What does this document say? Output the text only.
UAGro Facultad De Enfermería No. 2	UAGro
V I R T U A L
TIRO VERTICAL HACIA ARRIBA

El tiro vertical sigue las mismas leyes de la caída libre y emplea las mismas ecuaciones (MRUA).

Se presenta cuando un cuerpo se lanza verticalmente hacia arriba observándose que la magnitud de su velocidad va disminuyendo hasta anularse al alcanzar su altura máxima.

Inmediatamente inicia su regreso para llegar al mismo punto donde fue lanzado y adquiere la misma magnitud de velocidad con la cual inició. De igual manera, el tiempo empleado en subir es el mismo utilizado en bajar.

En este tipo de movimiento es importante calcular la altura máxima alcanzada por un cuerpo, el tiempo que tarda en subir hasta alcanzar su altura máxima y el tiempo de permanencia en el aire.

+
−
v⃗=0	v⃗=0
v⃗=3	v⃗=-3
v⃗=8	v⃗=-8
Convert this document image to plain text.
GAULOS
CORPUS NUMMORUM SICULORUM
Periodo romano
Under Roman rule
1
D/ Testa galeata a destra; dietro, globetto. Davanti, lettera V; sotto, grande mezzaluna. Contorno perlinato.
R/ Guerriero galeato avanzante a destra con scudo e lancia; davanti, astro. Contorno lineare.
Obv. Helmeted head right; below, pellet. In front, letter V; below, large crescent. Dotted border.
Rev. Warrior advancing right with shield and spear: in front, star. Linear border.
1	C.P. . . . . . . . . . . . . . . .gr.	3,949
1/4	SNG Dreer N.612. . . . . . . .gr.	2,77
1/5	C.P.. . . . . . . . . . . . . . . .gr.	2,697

▶ _What you have to do_
What do the records say? Quote them all exactly.

▶ _Answer in full_
What does this document say? Output the text only.
UAGro Facultad De Enfermería No. 2	UAGro
V I R T U A L
TIRO VERTICAL HACIA ARRIBA

El tiro vertical sigue las mismas leyes de la caída libre y emplea las mismas ecuaciones (MRUA).

Se presenta cuando un cuerpo se lanza verticalmente hacia arriba observándose que la magnitud de su velocidad va disminuyendo hasta anularse al alcanzar su altura máxima.

Inmediatamente inicia su regreso para llegar al mismo punto donde fue lanzado y adquiere la misma magnitud de velocidad con la cual inició. De igual manera, el tiempo empleado en subir es el mismo utilizado en bajar.

En este tipo de movimiento es importante calcular la altura máxima alcanzada por un cuerpo, el tiempo que tarda en subir hasta alcanzar su altura máxima y el tiempo de permanencia en el aire.

+
−
v⃗=0	v⃗=0
v⃗=3	v⃗=-3
v⃗=8	v⃗=-8
Convert this document image to plain text.
GAULOS
CORPUS NUMMORUM SICULORUM
Periodo romano
Under Roman rule
1
D/ Testa galeata a destra; dietro, globetto. Davanti, lettera V; sotto, grande mezzaluna. Contorno perlinato.
R/ Guerriero galeato avanzante a destra con scudo e lancia; davanti, astro. Contorno lineare.
Obv. Helmeted head right; below, pellet. In front, letter V; below, large crescent. Dotted border.
Rev. Warrior advancing right with shield and spear: in front, star. Linear border.
1	C.P. . . . . . . . . . . . . . . .gr.	3,949
1/4	SNG Dreer N.612. . . . . . . .gr.	2,77
1/5	C.P.. . . . . . . . . . . . . . . .gr.	2,697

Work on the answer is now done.